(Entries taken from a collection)
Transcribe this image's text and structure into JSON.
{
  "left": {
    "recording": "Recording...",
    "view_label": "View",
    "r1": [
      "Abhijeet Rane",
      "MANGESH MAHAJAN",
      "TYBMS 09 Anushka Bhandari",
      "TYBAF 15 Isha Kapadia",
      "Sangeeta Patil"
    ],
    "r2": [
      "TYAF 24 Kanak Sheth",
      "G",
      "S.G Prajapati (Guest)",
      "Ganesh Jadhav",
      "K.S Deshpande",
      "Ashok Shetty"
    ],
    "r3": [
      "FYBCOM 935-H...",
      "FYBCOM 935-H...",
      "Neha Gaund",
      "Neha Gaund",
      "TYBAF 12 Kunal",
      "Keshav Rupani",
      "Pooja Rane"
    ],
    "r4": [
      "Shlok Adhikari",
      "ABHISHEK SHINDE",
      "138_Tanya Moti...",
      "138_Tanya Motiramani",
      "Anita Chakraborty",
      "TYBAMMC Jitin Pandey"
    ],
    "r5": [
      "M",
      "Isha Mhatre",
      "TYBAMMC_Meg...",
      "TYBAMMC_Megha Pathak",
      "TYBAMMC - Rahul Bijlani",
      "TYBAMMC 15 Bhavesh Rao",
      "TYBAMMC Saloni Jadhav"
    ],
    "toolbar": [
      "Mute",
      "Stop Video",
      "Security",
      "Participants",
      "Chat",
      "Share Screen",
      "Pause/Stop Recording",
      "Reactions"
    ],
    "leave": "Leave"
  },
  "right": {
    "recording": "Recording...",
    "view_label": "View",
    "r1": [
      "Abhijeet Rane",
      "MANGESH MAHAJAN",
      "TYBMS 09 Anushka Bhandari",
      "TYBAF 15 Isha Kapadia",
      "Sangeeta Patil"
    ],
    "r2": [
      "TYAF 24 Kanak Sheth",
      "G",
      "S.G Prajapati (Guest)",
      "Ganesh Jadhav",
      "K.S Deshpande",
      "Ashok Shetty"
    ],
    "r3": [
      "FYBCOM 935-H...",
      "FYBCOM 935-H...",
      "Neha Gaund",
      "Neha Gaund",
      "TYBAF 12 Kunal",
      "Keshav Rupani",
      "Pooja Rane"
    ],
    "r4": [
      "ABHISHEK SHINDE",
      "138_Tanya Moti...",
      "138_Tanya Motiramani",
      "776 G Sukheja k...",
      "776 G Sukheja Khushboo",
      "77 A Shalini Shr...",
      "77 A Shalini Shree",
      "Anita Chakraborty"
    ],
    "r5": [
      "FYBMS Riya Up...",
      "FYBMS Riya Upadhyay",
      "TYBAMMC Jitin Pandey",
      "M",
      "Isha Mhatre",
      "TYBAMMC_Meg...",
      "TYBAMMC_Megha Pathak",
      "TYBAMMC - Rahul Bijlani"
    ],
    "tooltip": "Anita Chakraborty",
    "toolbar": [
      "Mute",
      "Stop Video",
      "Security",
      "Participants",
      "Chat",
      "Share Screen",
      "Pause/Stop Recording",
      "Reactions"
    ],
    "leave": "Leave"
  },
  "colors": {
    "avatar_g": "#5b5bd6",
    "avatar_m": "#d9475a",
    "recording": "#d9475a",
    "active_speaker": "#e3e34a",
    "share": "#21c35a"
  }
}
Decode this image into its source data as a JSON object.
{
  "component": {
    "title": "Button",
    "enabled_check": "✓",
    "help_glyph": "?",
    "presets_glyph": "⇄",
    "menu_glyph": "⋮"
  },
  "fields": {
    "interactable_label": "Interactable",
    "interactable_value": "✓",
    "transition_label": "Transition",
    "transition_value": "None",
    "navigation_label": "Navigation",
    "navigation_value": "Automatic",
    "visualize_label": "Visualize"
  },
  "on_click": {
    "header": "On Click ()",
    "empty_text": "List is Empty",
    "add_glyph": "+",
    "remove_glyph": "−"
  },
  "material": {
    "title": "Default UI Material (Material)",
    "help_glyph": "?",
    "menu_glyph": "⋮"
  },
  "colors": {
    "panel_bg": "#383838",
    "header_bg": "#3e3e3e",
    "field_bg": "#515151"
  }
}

Exercise requirements. Give the listing above again, word for word.

The output.
Transcribe this image's text and structure into JSON.
{
  "left": {
    "recording": "Recording...",
    "view_label": "View",
    "r1": [
      "Abhijeet Rane",
      "MANGESH MAHAJAN",
      "TYBMS 09 Anushka Bhandari",
      "TYBAF 15 Isha Kapadia",
      "Sangeeta Patil"
    ],
    "r2": [
      "TYAF 24 Kanak Sheth",
      "G",
      "S.G Prajapati (Guest)",
      "Ganesh Jadhav",
      "K.S Deshpande",
      "Ashok Shetty"
    ],
    "r3": [
      "FYBCOM 935-H...",
      "FYBCOM 935-H...",
      "Neha Gaund",
      "Neha Gaund",
      "TYBAF 12 Kunal",
      "Keshav Rupani",
      "Pooja Rane"
    ],
    "r4": [
      "Shlok Adhikari",
      "ABHISHEK SHINDE",
      "138_Tanya Moti...",
      "138_Tanya Motiramani",
      "Anita Chakraborty",
      "TYBAMMC Jitin Pandey"
    ],
    "r5": [
      "M",
      "Isha Mhatre",
      "TYBAMMC_Meg...",
      "TYBAMMC_Megha Pathak",
      "TYBAMMC - Rahul Bijlani",
      "TYBAMMC 15 Bhavesh Rao",
      "TYBAMMC Saloni Jadhav"
    ],
    "toolbar": [
      "Mute",
      "Stop Video",
      "Security",
      "Participants",
      "Chat",
      "Share Screen",
      "Pause/Stop Recording",
      "Reactions"
    ],
    "leave": "Leave"
  },
  "right": {
    "recording": "Recording...",
    "view_label": "View",
    "r1": [
      "Abhijeet Rane",
      "MANGESH MAHAJAN",
      "TYBMS 09 Anushka Bhandari",
      "TYBAF 15 Isha Kapadia",
      "Sangeeta Patil"
    ],
    "r2": [
      "TYAF 24 Kanak Sheth",
      "G",
      "S.G Prajapati (Guest)",
      "Ganesh Jadhav",
      "K.S Deshpande",
      "Ashok Shetty"
    ],
    "r3": [
      "FYBCOM 935-H...",
      "FYBCOM 935-H...",
      "Neha Gaund",
      "Neha Gaund",
      "TYBAF 12 Kunal",
      "Keshav Rupani",
      "Pooja Rane"
    ],
    "r4": [
      "ABHISHEK SHINDE",
      "138_Tanya Moti...",
      "138_Tanya Motiramani",
      "776 G Sukheja k...",
      "776 G Sukheja Khushboo",
      "77 A Shalini Shr...",
      "77 A Shalini Shree",
      "Anita Chakraborty"
    ],
    "r5": [
      "FYBMS Riya Up...",
      "FYBMS Riya Upadhyay",
      "TYBAMMC Jitin Pandey",
      "M",
      "Isha Mhatre",
      "TYBAMMC_Meg...",
      "TYBAMMC_Megha Pathak",
      "TYBAMMC - Rahul Bijlani"
    ],
    "tooltip": "Anita Chakraborty",
    "toolbar": [
      "Mute",
      "Stop Video",
      "Security",
      "Participants",
      "Chat",
      "Share Screen",
      "Pause/Stop Recording",
      "Reactions"
    ],
    "leave": "Leave"
  },
  "colors": {
    "avatar_g": "#5b5bd6",
    "avatar_m": "#d9475a",
    "recording": "#d9475a",
    "active_speaker": "#e3e34a",
    "share": "#21c35a"
  }
}
Decode this image into its source data as a JSON object.
{
  "component": {
    "title": "Button",
    "enabled_check": "✓",
    "help_glyph": "?",
    "presets_glyph": "⇄",
    "menu_glyph": "⋮"
  },
  "fields": {
    "interactable_label": "Interactable",
    "interactable_value": "✓",
    "transition_label": "Transition",
    "transition_value": "None",
    "navigation_label": "Navigation",
    "navigation_value": "Automatic",
    "visualize_label": "Visualize"
  },
  "on_click": {
    "header": "On Click ()",
    "empty_text": "List is Empty",
    "add_glyph": "+",
    "remove_glyph": "−"
  },
  "material": {
    "title": "Default UI Material (Material)",
    "help_glyph": "?",
    "menu_glyph": "⋮"
  },
  "colors": {
    "panel_bg": "#383838",
    "header_bg": "#3e3e3e",
    "field_bg": "#515151"
  }
}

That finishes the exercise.